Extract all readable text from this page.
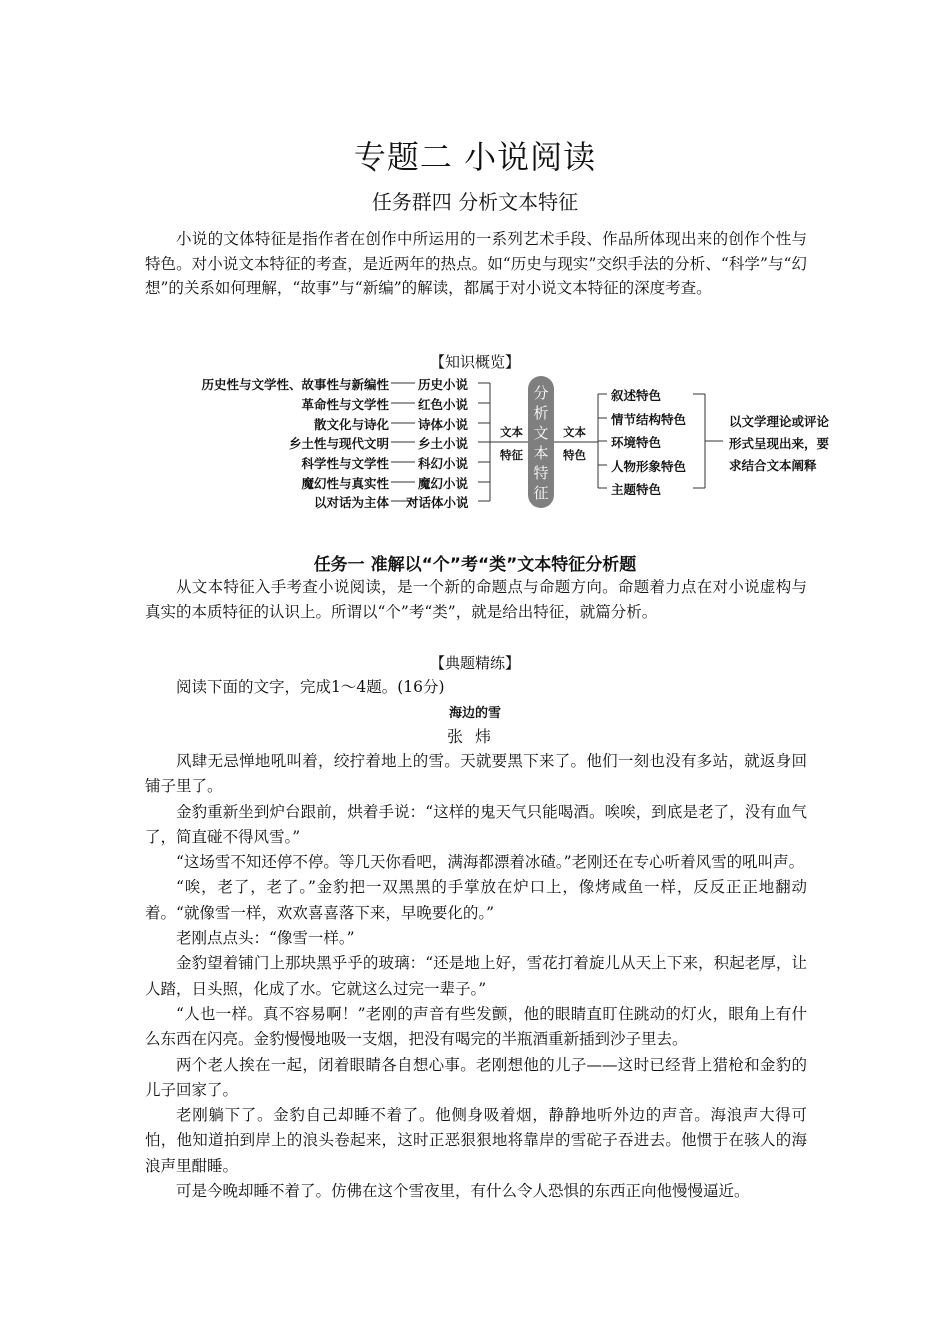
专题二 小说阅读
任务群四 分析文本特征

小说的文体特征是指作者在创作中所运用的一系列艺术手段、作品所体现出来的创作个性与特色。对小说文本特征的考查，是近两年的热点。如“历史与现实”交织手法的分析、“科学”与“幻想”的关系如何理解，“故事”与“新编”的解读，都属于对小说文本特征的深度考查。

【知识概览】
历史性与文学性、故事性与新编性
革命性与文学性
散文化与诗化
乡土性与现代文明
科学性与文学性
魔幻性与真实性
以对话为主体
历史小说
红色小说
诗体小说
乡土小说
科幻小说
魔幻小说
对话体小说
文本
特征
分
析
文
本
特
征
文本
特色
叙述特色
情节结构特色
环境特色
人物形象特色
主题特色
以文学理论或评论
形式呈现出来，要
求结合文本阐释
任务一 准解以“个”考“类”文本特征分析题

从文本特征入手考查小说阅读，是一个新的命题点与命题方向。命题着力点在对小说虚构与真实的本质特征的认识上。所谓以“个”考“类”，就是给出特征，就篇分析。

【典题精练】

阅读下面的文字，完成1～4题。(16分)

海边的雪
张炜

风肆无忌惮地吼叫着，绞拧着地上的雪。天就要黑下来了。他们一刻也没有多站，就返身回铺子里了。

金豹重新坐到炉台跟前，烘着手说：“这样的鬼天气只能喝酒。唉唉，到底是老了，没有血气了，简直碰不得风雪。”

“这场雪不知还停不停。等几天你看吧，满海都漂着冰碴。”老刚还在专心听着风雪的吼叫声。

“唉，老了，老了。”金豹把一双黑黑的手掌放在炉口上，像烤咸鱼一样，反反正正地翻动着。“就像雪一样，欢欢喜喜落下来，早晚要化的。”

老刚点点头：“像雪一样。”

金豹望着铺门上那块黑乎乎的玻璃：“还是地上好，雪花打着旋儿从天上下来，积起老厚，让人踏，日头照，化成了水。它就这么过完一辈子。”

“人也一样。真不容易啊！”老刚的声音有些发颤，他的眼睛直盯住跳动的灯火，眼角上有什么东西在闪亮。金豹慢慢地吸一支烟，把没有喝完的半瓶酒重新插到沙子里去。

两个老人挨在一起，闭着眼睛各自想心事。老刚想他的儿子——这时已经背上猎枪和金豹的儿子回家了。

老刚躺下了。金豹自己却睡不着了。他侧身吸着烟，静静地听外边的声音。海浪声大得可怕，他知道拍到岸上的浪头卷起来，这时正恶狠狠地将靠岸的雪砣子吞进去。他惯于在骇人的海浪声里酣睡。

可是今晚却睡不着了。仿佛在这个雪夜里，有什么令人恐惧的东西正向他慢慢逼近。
********
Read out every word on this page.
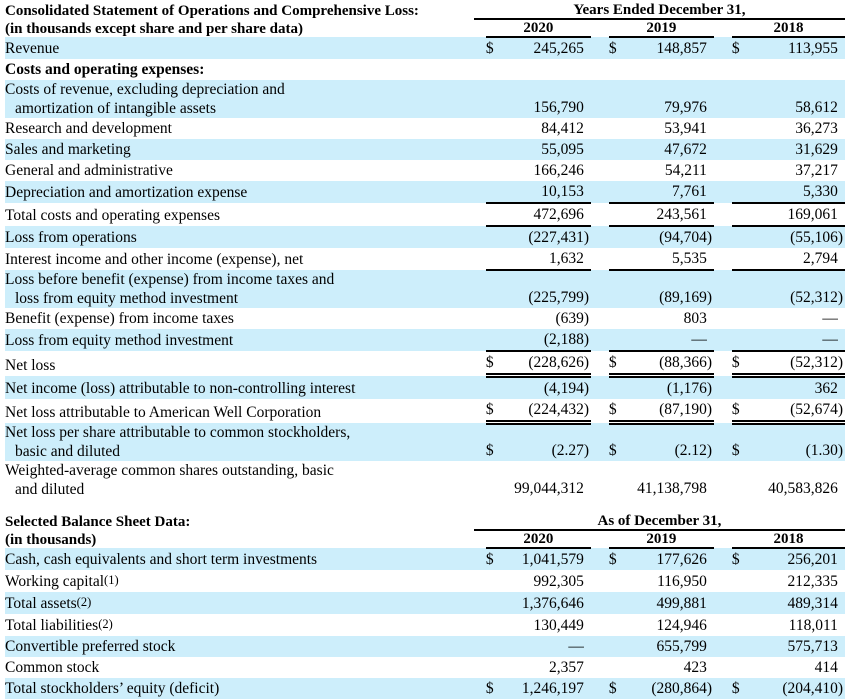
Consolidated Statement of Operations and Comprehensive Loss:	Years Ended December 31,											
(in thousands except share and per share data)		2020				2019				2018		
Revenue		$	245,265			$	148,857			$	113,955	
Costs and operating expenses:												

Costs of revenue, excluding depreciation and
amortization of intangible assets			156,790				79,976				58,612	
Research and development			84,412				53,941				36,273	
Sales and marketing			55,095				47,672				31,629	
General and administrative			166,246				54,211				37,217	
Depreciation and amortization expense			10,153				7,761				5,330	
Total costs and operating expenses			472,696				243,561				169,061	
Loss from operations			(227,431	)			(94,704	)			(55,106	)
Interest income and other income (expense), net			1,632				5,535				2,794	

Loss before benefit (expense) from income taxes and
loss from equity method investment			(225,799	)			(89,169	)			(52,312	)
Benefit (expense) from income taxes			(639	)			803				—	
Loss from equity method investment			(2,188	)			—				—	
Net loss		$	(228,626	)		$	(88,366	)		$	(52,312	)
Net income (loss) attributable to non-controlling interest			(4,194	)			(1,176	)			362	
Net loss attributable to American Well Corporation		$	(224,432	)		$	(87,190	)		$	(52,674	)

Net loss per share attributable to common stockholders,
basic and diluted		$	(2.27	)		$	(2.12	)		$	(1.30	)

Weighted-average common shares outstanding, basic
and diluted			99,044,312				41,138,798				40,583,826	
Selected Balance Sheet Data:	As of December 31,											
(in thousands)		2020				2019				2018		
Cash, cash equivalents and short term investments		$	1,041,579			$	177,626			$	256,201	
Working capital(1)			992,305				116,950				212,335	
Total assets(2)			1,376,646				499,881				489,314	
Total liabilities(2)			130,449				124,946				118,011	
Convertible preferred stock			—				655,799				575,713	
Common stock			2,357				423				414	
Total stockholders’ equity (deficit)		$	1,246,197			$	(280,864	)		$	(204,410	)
********
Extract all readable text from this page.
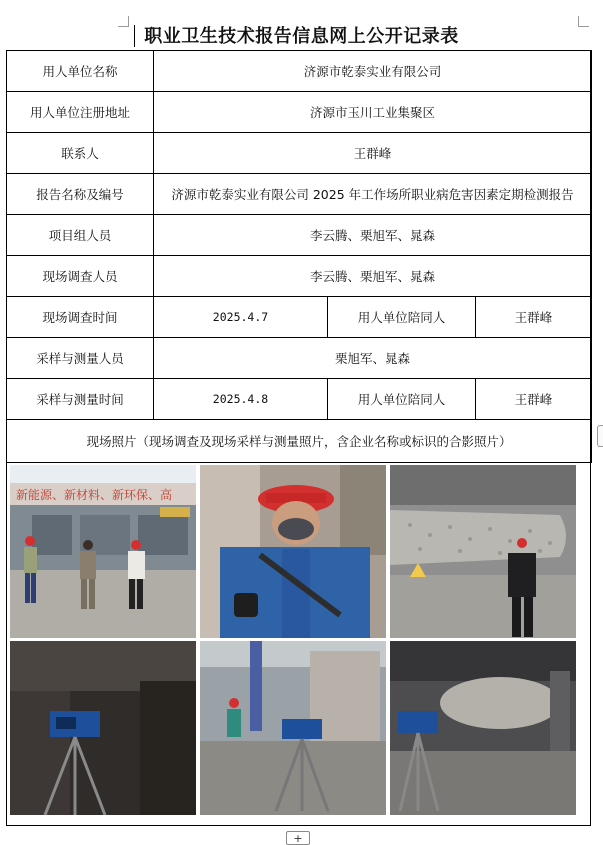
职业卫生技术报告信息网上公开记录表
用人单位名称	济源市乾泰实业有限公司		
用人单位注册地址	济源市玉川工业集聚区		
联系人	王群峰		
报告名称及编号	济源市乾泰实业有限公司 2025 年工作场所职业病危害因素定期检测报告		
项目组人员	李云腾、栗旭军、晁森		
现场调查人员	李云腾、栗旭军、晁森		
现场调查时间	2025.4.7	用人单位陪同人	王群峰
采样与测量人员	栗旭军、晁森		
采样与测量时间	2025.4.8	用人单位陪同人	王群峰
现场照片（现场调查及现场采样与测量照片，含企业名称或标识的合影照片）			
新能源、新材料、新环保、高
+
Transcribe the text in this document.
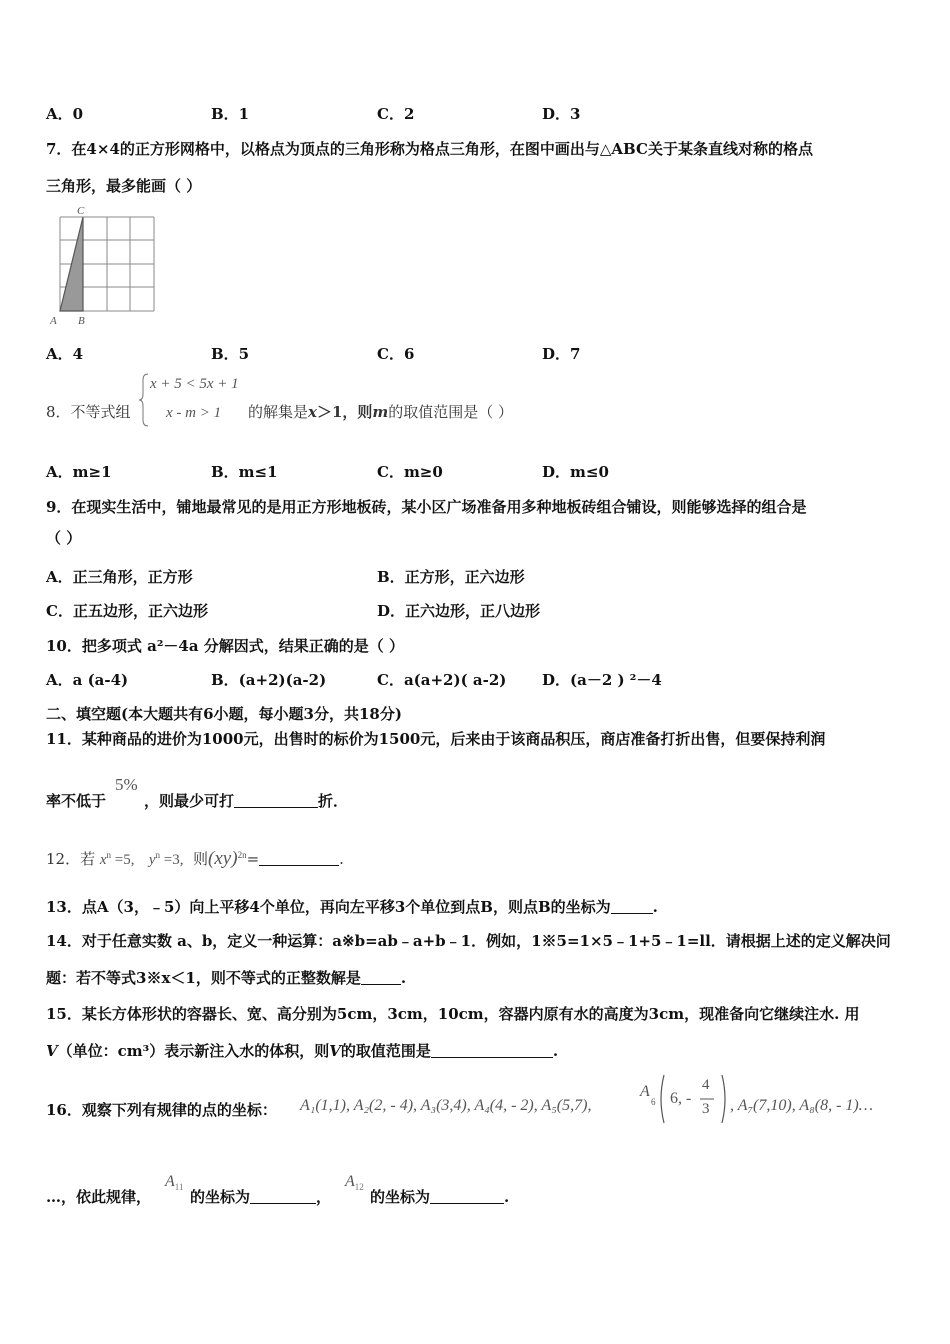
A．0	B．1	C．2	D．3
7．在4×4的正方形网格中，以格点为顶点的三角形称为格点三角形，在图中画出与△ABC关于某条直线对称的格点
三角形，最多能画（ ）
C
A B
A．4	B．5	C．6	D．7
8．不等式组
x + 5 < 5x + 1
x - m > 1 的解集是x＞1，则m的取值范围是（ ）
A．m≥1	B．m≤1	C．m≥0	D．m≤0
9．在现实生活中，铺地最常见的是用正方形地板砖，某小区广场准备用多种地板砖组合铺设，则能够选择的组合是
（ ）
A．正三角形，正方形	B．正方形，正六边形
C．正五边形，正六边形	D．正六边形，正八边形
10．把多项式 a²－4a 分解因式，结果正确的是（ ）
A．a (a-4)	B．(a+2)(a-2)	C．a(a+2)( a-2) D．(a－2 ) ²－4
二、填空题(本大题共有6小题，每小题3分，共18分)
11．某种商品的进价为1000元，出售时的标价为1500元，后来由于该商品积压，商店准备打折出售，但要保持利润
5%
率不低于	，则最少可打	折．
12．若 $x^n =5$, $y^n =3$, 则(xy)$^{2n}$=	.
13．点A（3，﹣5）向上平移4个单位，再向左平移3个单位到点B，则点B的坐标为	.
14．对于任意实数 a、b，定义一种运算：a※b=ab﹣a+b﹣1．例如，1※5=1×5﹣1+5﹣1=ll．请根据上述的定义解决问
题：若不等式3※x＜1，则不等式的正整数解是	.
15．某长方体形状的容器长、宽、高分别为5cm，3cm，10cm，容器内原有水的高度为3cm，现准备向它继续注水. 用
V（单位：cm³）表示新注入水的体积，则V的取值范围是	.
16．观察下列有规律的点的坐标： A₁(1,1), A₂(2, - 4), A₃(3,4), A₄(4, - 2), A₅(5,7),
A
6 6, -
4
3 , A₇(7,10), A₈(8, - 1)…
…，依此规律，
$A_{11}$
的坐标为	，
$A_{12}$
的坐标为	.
********
Count the lines in the entries that hold the word "attributable", and give nothing but the total.

3